-- begin --
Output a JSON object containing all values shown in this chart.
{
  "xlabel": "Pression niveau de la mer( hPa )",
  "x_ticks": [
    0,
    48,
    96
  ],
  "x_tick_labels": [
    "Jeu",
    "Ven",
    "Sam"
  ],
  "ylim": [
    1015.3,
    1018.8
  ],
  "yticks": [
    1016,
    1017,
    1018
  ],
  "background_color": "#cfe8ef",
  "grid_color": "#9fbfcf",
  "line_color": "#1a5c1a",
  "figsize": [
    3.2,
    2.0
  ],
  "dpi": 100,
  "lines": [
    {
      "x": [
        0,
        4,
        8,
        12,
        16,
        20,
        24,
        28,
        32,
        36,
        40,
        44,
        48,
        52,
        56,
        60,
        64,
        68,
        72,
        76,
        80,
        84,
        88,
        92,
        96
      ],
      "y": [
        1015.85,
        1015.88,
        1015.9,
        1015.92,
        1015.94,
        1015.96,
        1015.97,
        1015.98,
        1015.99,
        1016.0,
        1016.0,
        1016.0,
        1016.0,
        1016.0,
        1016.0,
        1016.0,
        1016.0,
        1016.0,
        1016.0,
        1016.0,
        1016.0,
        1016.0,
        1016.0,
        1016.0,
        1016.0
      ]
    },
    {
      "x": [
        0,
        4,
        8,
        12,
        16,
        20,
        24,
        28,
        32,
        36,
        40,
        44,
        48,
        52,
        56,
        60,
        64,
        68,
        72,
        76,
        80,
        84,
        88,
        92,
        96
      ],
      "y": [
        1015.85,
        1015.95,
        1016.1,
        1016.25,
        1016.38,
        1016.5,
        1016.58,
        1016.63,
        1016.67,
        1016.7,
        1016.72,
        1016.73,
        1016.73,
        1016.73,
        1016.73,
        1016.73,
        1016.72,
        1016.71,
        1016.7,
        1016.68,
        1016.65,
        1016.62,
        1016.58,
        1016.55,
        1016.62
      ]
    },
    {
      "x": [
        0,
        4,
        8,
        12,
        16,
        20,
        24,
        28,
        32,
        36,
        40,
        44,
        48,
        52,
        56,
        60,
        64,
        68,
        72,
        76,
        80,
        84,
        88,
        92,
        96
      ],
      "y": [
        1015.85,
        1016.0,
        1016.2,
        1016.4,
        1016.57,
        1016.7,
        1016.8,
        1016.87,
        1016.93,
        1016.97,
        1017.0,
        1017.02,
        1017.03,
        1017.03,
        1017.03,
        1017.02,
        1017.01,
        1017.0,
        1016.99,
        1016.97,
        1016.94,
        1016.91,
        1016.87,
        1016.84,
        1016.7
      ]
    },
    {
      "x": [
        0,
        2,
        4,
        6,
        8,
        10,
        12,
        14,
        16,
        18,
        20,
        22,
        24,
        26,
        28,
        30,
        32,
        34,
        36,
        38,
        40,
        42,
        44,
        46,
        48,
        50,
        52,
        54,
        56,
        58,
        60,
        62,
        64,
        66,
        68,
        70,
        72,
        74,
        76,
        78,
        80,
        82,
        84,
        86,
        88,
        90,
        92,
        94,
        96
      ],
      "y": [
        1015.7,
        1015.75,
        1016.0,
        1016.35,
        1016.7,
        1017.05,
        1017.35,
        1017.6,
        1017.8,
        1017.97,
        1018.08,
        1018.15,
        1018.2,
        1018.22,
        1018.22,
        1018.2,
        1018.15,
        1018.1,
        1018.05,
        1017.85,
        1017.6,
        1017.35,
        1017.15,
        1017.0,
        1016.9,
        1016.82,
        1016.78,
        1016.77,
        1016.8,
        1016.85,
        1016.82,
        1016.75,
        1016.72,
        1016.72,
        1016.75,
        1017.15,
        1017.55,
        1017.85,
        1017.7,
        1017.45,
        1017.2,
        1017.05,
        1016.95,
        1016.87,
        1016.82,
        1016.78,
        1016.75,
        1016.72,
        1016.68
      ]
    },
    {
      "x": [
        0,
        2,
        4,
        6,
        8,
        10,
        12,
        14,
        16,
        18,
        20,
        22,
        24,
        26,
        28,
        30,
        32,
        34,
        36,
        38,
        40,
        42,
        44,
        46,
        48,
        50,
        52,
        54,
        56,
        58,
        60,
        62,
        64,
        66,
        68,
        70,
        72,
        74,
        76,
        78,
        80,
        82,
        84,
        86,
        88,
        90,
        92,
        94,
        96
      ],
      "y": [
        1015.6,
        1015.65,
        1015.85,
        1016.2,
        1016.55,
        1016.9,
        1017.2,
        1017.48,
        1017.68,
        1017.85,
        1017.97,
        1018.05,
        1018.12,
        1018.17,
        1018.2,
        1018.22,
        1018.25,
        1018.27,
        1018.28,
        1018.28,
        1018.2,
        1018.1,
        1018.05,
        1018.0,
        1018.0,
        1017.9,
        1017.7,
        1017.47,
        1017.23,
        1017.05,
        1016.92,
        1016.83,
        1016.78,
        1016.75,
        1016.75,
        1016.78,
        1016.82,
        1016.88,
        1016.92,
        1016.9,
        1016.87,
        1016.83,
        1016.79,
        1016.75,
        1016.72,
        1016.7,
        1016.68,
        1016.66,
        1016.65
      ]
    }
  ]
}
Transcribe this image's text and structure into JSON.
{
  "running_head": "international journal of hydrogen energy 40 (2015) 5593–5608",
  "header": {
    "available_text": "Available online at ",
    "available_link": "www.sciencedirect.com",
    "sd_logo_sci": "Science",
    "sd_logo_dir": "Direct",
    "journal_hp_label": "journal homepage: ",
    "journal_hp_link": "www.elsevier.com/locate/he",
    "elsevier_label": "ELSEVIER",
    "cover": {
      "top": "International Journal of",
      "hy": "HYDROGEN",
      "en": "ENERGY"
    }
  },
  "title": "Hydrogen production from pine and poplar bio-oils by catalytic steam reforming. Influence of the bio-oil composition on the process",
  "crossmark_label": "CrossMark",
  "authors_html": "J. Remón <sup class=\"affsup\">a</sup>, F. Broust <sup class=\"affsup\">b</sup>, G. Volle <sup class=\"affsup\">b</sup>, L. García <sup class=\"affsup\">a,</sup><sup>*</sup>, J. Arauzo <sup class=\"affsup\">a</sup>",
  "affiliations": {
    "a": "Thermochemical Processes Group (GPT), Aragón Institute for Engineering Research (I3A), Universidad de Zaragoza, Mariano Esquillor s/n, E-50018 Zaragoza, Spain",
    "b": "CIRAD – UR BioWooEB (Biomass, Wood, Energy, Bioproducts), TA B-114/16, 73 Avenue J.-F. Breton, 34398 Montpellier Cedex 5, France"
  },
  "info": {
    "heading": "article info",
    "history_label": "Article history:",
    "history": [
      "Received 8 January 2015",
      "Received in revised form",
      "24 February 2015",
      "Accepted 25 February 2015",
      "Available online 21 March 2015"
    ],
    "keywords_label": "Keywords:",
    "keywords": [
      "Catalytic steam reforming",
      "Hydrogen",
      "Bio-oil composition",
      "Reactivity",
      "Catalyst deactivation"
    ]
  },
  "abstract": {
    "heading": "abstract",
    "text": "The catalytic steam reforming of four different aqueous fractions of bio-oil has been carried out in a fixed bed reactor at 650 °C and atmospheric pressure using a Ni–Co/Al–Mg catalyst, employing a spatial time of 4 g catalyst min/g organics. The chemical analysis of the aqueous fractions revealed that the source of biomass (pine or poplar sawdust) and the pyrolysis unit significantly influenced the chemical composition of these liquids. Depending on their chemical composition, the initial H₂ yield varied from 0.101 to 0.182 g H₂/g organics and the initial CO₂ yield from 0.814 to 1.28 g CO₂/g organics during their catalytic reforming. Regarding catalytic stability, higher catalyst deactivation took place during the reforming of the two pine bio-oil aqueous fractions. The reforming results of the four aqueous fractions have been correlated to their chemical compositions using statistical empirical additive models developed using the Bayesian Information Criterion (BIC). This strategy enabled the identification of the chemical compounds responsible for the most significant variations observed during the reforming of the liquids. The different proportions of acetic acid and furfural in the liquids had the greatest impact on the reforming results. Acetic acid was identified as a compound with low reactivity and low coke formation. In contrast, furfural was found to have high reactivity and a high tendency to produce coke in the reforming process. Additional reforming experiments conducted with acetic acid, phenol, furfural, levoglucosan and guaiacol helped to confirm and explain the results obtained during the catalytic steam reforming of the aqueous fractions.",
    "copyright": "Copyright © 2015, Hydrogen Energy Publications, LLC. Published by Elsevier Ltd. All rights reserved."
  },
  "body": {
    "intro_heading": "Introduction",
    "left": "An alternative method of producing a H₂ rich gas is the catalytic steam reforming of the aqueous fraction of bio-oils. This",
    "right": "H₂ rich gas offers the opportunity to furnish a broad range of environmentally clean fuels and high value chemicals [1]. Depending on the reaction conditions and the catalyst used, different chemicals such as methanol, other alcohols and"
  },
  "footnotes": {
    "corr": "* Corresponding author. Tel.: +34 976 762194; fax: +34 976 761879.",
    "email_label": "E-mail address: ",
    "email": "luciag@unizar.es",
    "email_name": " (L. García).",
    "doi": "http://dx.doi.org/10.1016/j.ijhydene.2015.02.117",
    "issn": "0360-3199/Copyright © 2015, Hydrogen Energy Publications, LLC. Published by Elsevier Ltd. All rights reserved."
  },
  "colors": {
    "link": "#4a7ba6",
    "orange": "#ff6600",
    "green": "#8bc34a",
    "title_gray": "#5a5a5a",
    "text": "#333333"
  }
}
-- end --
-- begin --
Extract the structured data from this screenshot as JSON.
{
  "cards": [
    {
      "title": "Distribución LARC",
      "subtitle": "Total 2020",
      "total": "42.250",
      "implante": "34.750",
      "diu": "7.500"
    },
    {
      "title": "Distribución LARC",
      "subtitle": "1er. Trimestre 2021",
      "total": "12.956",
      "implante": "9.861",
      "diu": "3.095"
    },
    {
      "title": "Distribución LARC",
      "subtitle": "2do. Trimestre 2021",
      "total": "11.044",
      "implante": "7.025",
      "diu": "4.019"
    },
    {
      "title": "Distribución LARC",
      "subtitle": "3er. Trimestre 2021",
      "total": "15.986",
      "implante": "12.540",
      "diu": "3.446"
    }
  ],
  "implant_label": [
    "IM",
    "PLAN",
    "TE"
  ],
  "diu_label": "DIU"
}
-- end --
**EXERCISE DETAILS**
Point out every line holding the string "Copyright" and copy it.

**COMPLETE RESPONSE**
    "copyright": "Copyright © 2015, Hydrogen Energy Publications, LLC. Published by Elsevier Ltd. All rights reserved."
    "issn": "0360-3199/Copyright © 2015, Hydrogen Energy Publications, LLC. Published by Elsevier Ltd. All rights reserved."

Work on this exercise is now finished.